══ Task inputs ══

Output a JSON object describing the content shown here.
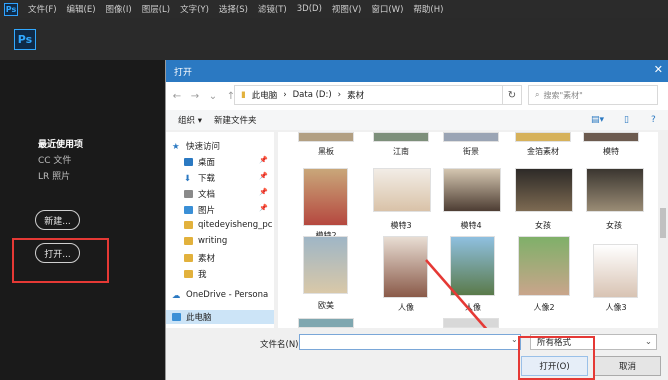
{
  "menubar": {
    "logo": "Ps",
    "items": [
      "文件(F)",
      "编辑(E)",
      "图像(I)",
      "图层(L)",
      "文字(Y)",
      "选择(S)",
      "滤镜(T)",
      "3D(D)",
      "视图(V)",
      "窗口(W)",
      "帮助(H)"
    ]
  },
  "home": {
    "logo": "Ps",
    "recent": "最近使用项",
    "cc_files": "CC 文件",
    "lr_photos": "LR 照片",
    "new_button": "新建...",
    "open_button": "打开..."
  },
  "dialog": {
    "title": "打开",
    "breadcrumb": [
      "此电脑",
      "Data (D:)",
      "素材"
    ],
    "search_placeholder": "搜索\"素材\"",
    "organize": "组织 ▾",
    "new_folder": "新建文件夹",
    "nav": [
      {
        "label": "快速访问"
      },
      {
        "label": "桌面"
      },
      {
        "label": "下载"
      },
      {
        "label": "文档"
      },
      {
        "label": "图片"
      },
      {
        "label": "qitedeyisheng_pc"
      },
      {
        "label": "writing"
      },
      {
        "label": "素材"
      },
      {
        "label": "我"
      },
      {
        "label": "OneDrive - Persona"
      },
      {
        "label": "此电脑"
      }
    ],
    "files_row1": [
      "黑板",
      "江南",
      "街景",
      "金箔素材",
      "模特"
    ],
    "files_row2": [
      "模特2",
      "模特3",
      "模特4",
      "女孩",
      "女孩"
    ],
    "files_row3": [
      "欧美",
      "人像",
      "人像",
      "人像2",
      "人像3"
    ],
    "filename_label": "文件名(N):",
    "filename_value": "",
    "filter": "所有格式",
    "open_button": "打开(O)",
    "cancel_button": "取消"
  },
  "colors": {
    "titlebar": "#2b79c2",
    "highlight_red": "#e53935",
    "ps_accent": "#31a8ff"
  }
}
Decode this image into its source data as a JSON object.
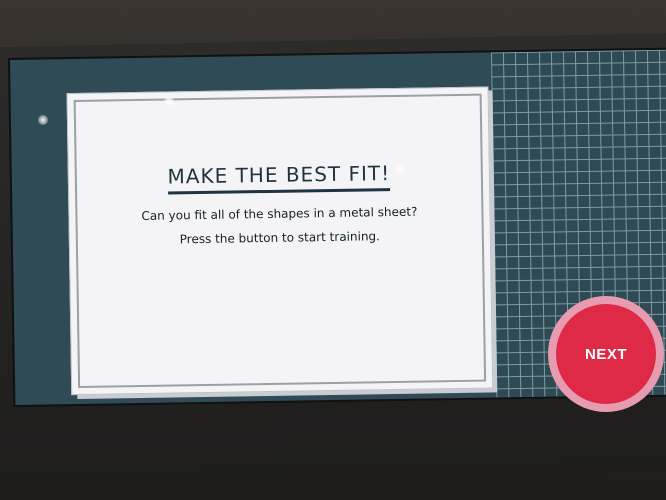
{
  "screen": {
    "title": "MAKE THE BEST FIT!",
    "line1": "Can you fit all of the shapes in a metal sheet?",
    "line2": "Press the button to start training."
  },
  "next_button": {
    "label": "NEXT"
  },
  "colors": {
    "screen_bg": "#2f4b55",
    "grid_line": "#7f9aa2",
    "card_bg": "#f4f4f6",
    "title_text": "#1f3340",
    "button_ring": "#e79bb1",
    "button_core": "#df2a47"
  }
}
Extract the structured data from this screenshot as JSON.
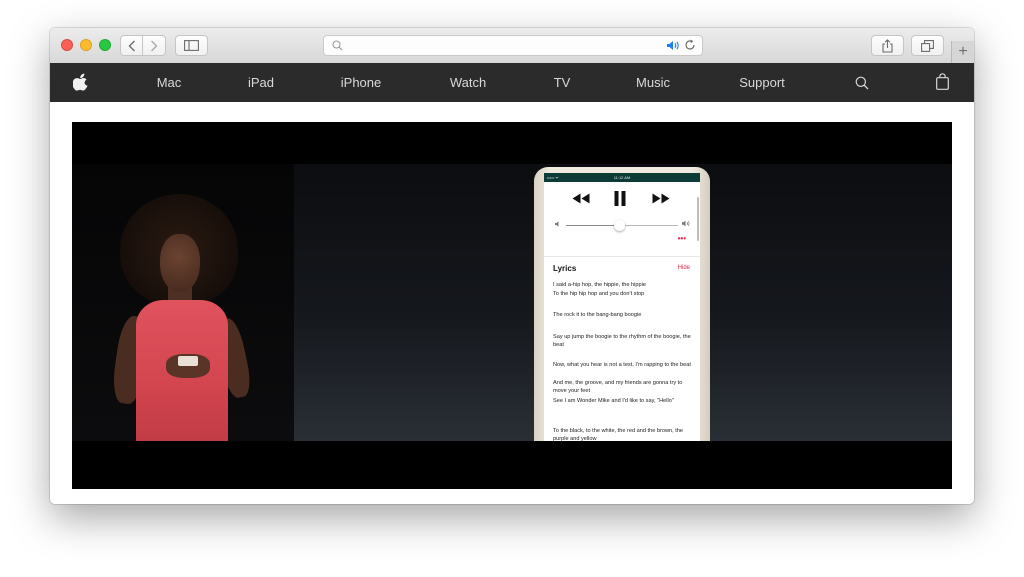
{
  "browser": {
    "address_text": "",
    "icons": [
      "back-icon",
      "forward-icon",
      "sidebar-icon",
      "search-icon",
      "audio-playing-icon",
      "reload-icon",
      "share-icon",
      "tabs-overview-icon",
      "new-tab-icon"
    ],
    "new_tab_glyph": "+"
  },
  "nav": {
    "items": [
      {
        "label": "Mac"
      },
      {
        "label": "iPad"
      },
      {
        "label": "iPhone"
      },
      {
        "label": "Watch"
      },
      {
        "label": "TV"
      },
      {
        "label": "Music"
      },
      {
        "label": "Support"
      }
    ],
    "background": "#2b2b2b",
    "text_color": "#d9d9d9"
  },
  "iphone": {
    "status": {
      "carrier": "••••• ᯤ",
      "time": "11:12 AM"
    },
    "volume_level": 0.48,
    "more_label": "•••",
    "lyrics_title": "Lyrics",
    "hide_label": "Hide",
    "accent_color": "#e0254a",
    "lyrics": [
      "I said a-hip hop, the hippie, the hippie",
      "To the hip hip hop and you don't stop",
      "The rock it to the bang-bang boogie",
      "Say up jump the boogie to the rhythm of the boogie, the beat",
      "Now, what you hear is not a test, I'm rapping to the beat",
      "And me, the groove, and my friends are gonna try to move your feet",
      "See I am Wonder Mike and I'd like to say, \"Hello\"",
      "To the black, to the white, the red and the brown, the purple and yellow"
    ]
  }
}
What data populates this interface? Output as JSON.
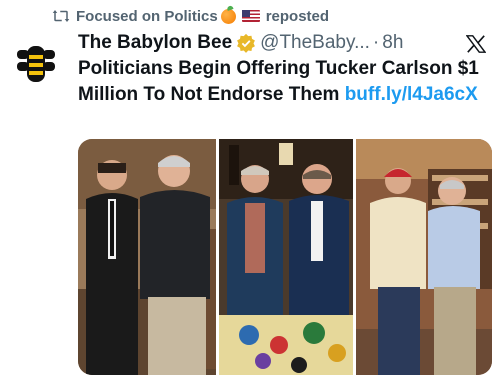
{
  "repost": {
    "label": "Focused on Politics",
    "suffix": "reposted",
    "icon": "repost-icon",
    "emojis": [
      "orange-emoji",
      "us-flag-emoji"
    ]
  },
  "tweet": {
    "author_name": "The Babylon Bee",
    "handle": "@TheBaby...",
    "separator": "·",
    "time": "8h",
    "text": "Politicians Begin Offering Tucker Carlson $1 Million To Not Endorse Them",
    "link": "buff.ly/l4Ja6cX"
  },
  "media": {
    "photos": [
      "photo-1",
      "photo-2",
      "photo-3"
    ]
  },
  "colors": {
    "muted": "#536471",
    "link": "#1d9bf0",
    "verified_gold": "#e8b829"
  }
}
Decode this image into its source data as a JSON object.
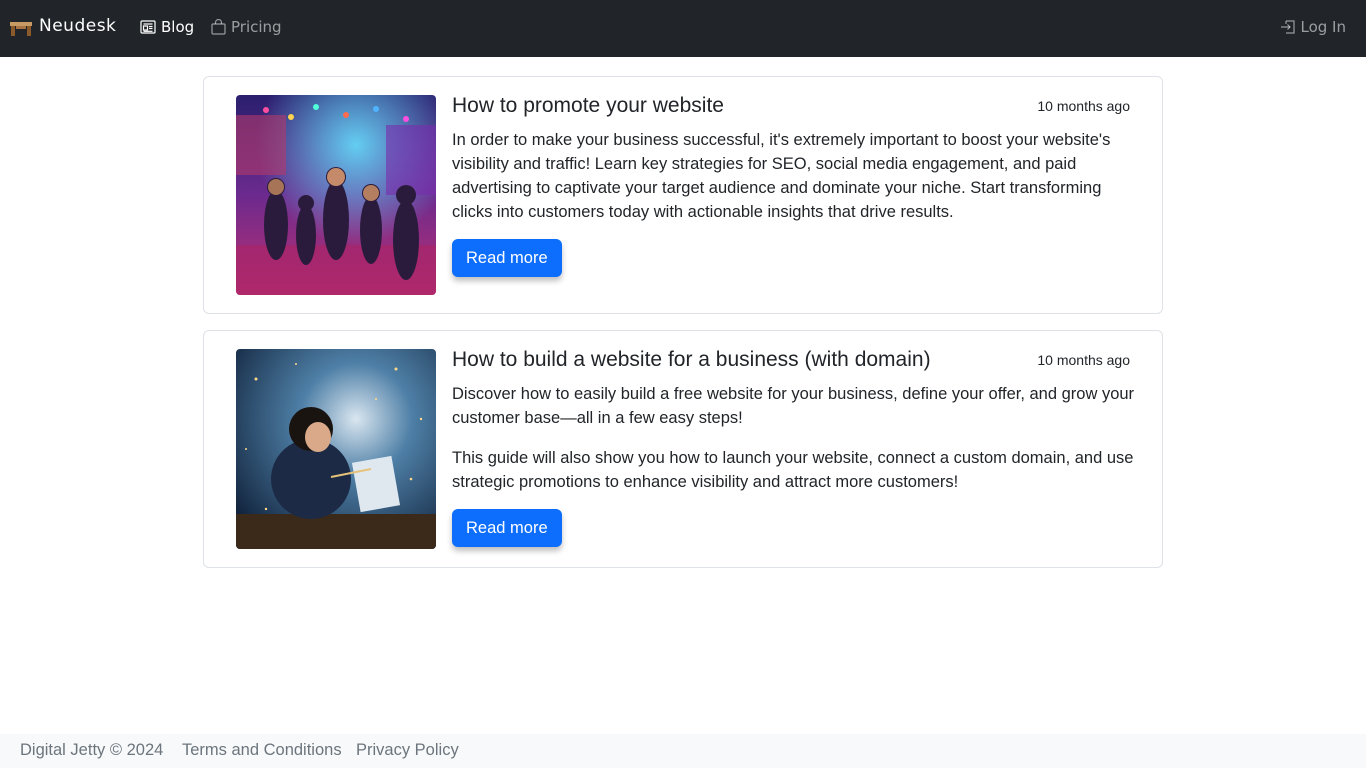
{
  "navbar": {
    "brand": "Neudesk",
    "brand_icon": "desk-icon",
    "links": [
      {
        "label": "Blog",
        "icon": "newspaper-icon",
        "active": true
      },
      {
        "label": "Pricing",
        "icon": "bag-icon",
        "active": false
      }
    ],
    "login": {
      "label": "Log In",
      "icon": "login-icon"
    }
  },
  "posts": [
    {
      "title": "How to promote your website",
      "time": "10 months ago",
      "paragraphs": [
        "In order to make your business successful, it's extremely important to boost your website's visibility and traffic! Learn key strategies for SEO, social media engagement, and paid advertising to captivate your target audience and dominate your niche. Start transforming clicks into customers today with actionable insights that drive results."
      ],
      "button": "Read more"
    },
    {
      "title": "How to build a website for a business (with domain)",
      "time": "10 months ago",
      "paragraphs": [
        "Discover how to easily build a free website for your business, define your offer, and grow your customer base—all in a few easy steps!",
        "This guide will also show you how to launch your website, connect a custom domain, and use strategic promotions to enhance visibility and attract more customers!"
      ],
      "button": "Read more"
    }
  ],
  "footer": {
    "copyright": "Digital Jetty © 2024",
    "terms": "Terms and Conditions",
    "privacy": "Privacy Policy"
  },
  "colors": {
    "navbar_bg": "#212529",
    "primary": "#0d6efd",
    "footer_bg": "#f8f9fa",
    "muted": "#6c757d"
  }
}
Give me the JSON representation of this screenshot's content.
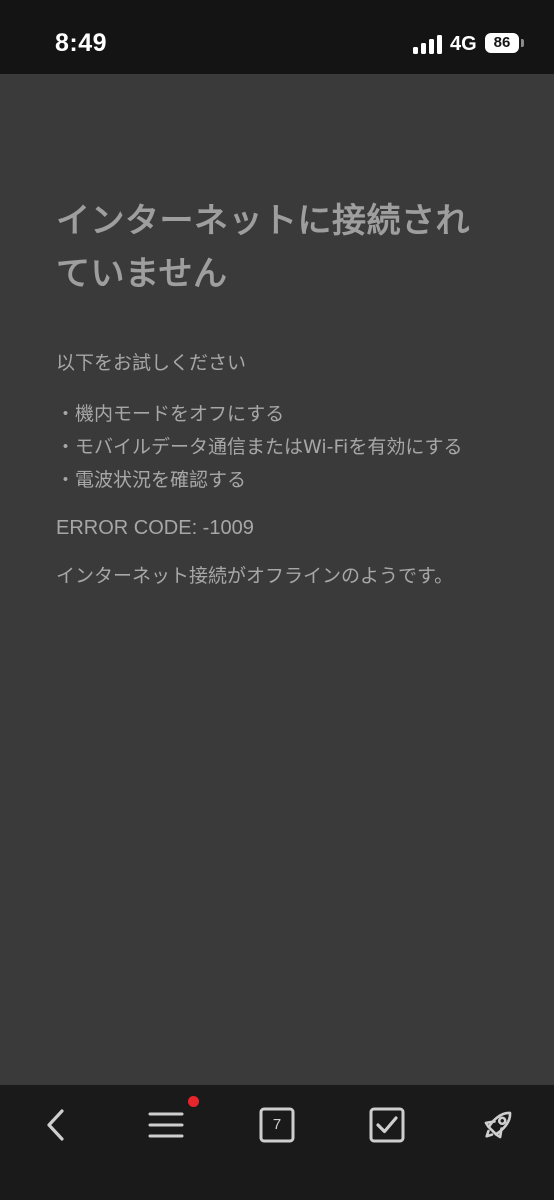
{
  "status_bar": {
    "time": "8:49",
    "network": "4G",
    "battery": "86"
  },
  "error_page": {
    "title_line1": "インターネットに接続され",
    "title_line2": "ていません",
    "suggest_heading": "以下をお試しください",
    "suggestions": [
      "・機内モードをオフにする",
      "・モバイルデータ通信またはWi-Fiを有効にする",
      "・電波状況を確認する"
    ],
    "error_code": "ERROR CODE: -1009",
    "message": "インターネット接続がオフラインのようです。"
  },
  "toolbar": {
    "items": [
      {
        "icon": "back-arrow-icon"
      },
      {
        "icon": "menu-icon",
        "badge_color": "#e8252b"
      },
      {
        "icon": "tabs-icon",
        "count": "7"
      },
      {
        "icon": "checkbox-icon"
      },
      {
        "icon": "rocket-icon"
      }
    ]
  },
  "colors": {
    "background": "#3a3a3a",
    "status_bar": "#141414",
    "toolbar": "#1a1a1a",
    "text": "#a7a7a7",
    "badge": "#e8252b"
  }
}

═══

**Task goal**
Take the data above and repeat it exactly, leaving each picture out.

**Complete output**
Output a JSON object describing the content shown here.
{
  "menubar": {
    "logo": "Ps",
    "items": [
      "文件(F)",
      "编辑(E)",
      "图像(I)",
      "图层(L)",
      "文字(Y)",
      "选择(S)",
      "滤镜(T)",
      "3D(D)",
      "视图(V)",
      "窗口(W)",
      "帮助(H)"
    ]
  },
  "home": {
    "logo": "Ps",
    "recent": "最近使用项",
    "cc_files": "CC 文件",
    "lr_photos": "LR 照片",
    "new_button": "新建...",
    "open_button": "打开..."
  },
  "dialog": {
    "title": "打开",
    "breadcrumb": [
      "此电脑",
      "Data (D:)",
      "素材"
    ],
    "search_placeholder": "搜索\"素材\"",
    "organize": "组织 ▾",
    "new_folder": "新建文件夹",
    "nav": [
      {
        "label": "快速访问"
      },
      {
        "label": "桌面"
      },
      {
        "label": "下载"
      },
      {
        "label": "文档"
      },
      {
        "label": "图片"
      },
      {
        "label": "qitedeyisheng_pc"
      },
      {
        "label": "writing"
      },
      {
        "label": "素材"
      },
      {
        "label": "我"
      },
      {
        "label": "OneDrive - Persona"
      },
      {
        "label": "此电脑"
      }
    ],
    "files_row1": [
      "黑板",
      "江南",
      "街景",
      "金箔素材",
      "模特"
    ],
    "files_row2": [
      "模特2",
      "模特3",
      "模特4",
      "女孩",
      "女孩"
    ],
    "files_row3": [
      "欧美",
      "人像",
      "人像",
      "人像2",
      "人像3"
    ],
    "filename_label": "文件名(N):",
    "filename_value": "",
    "filter": "所有格式",
    "open_button": "打开(O)",
    "cancel_button": "取消"
  },
  "colors": {
    "titlebar": "#2b79c2",
    "highlight_red": "#e53935",
    "ps_accent": "#31a8ff"
  }
}
Decode this image into its source data as a JSON object.
{
  "screen": {
    "title": "MAKE THE BEST FIT!",
    "line1": "Can you fit all of the shapes in a metal sheet?",
    "line2": "Press the button to start training."
  },
  "next_button": {
    "label": "NEXT"
  },
  "colors": {
    "screen_bg": "#2f4b55",
    "grid_line": "#7f9aa2",
    "card_bg": "#f4f4f6",
    "title_text": "#1f3340",
    "button_ring": "#e79bb1",
    "button_core": "#df2a47"
  }
}
Extract the structured data from this screenshot as JSON.
{
  "browser": {
    "address_text": "",
    "icons": [
      "back-icon",
      "forward-icon",
      "sidebar-icon",
      "search-icon",
      "audio-playing-icon",
      "reload-icon",
      "share-icon",
      "tabs-overview-icon",
      "new-tab-icon"
    ],
    "new_tab_glyph": "+"
  },
  "nav": {
    "items": [
      {
        "label": "Mac"
      },
      {
        "label": "iPad"
      },
      {
        "label": "iPhone"
      },
      {
        "label": "Watch"
      },
      {
        "label": "TV"
      },
      {
        "label": "Music"
      },
      {
        "label": "Support"
      }
    ],
    "background": "#2b2b2b",
    "text_color": "#d9d9d9"
  },
  "iphone": {
    "status": {
      "carrier": "••••• ᯤ",
      "time": "11:12 AM"
    },
    "volume_level": 0.48,
    "more_label": "•••",
    "lyrics_title": "Lyrics",
    "hide_label": "Hide",
    "accent_color": "#e0254a",
    "lyrics": [
      "I said a-hip hop, the hippie, the hippie",
      "To the hip hip hop and you don't stop",
      "The rock it to the bang-bang boogie",
      "Say up jump the boogie to the rhythm of the boogie, the beat",
      "Now, what you hear is not a test, I'm rapping to the beat",
      "And me, the groove, and my friends are gonna try to move your feet",
      "See I am Wonder Mike and I'd like to say, \"Hello\"",
      "To the black, to the white, the red and the brown, the purple and yellow"
    ]
  }
}
What data populates this interface? Output as JSON.
{
  "repost": {
    "label": "Focused on Politics",
    "suffix": "reposted",
    "icon": "repost-icon",
    "emojis": [
      "orange-emoji",
      "us-flag-emoji"
    ]
  },
  "tweet": {
    "author_name": "The Babylon Bee",
    "handle": "@TheBaby...",
    "separator": "·",
    "time": "8h",
    "text": "Politicians Begin Offering Tucker Carlson $1 Million To Not Endorse Them",
    "link": "buff.ly/l4Ja6cX"
  },
  "media": {
    "photos": [
      "photo-1",
      "photo-2",
      "photo-3"
    ]
  },
  "colors": {
    "muted": "#536471",
    "link": "#1d9bf0",
    "verified_gold": "#e8b829"
  }
}
Decode this image into its source data as a JSON object.
{
  "navbar": {
    "brand": "Neudesk",
    "brand_icon": "desk-icon",
    "links": [
      {
        "label": "Blog",
        "icon": "newspaper-icon",
        "active": true
      },
      {
        "label": "Pricing",
        "icon": "bag-icon",
        "active": false
      }
    ],
    "login": {
      "label": "Log In",
      "icon": "login-icon"
    }
  },
  "posts": [
    {
      "title": "How to promote your website",
      "time": "10 months ago",
      "paragraphs": [
        "In order to make your business successful, it's extremely important to boost your website's visibility and traffic! Learn key strategies for SEO, social media engagement, and paid advertising to captivate your target audience and dominate your niche. Start transforming clicks into customers today with actionable insights that drive results."
      ],
      "button": "Read more"
    },
    {
      "title": "How to build a website for a business (with domain)",
      "time": "10 months ago",
      "paragraphs": [
        "Discover how to easily build a free website for your business, define your offer, and grow your customer base—all in a few easy steps!",
        "This guide will also show you how to launch your website, connect a custom domain, and use strategic promotions to enhance visibility and attract more customers!"
      ],
      "button": "Read more"
    }
  ],
  "footer": {
    "copyright": "Digital Jetty © 2024",
    "terms": "Terms and Conditions",
    "privacy": "Privacy Policy"
  },
  "colors": {
    "navbar_bg": "#212529",
    "primary": "#0d6efd",
    "footer_bg": "#f8f9fa",
    "muted": "#6c757d"
  }
}
Give me the JSON representation of this screenshot's content.
{
  "status_bar": {
    "time": "8:49",
    "network": "4G",
    "battery": "86"
  },
  "error_page": {
    "title_line1": "インターネットに接続され",
    "title_line2": "ていません",
    "suggest_heading": "以下をお試しください",
    "suggestions": [
      "・機内モードをオフにする",
      "・モバイルデータ通信またはWi-Fiを有効にする",
      "・電波状況を確認する"
    ],
    "error_code": "ERROR CODE: -1009",
    "message": "インターネット接続がオフラインのようです。"
  },
  "toolbar": {
    "items": [
      {
        "icon": "back-arrow-icon"
      },
      {
        "icon": "menu-icon",
        "badge_color": "#e8252b"
      },
      {
        "icon": "tabs-icon",
        "count": "7"
      },
      {
        "icon": "checkbox-icon"
      },
      {
        "icon": "rocket-icon"
      }
    ]
  },
  "colors": {
    "background": "#3a3a3a",
    "status_bar": "#141414",
    "toolbar": "#1a1a1a",
    "text": "#a7a7a7",
    "badge": "#e8252b"
  }
}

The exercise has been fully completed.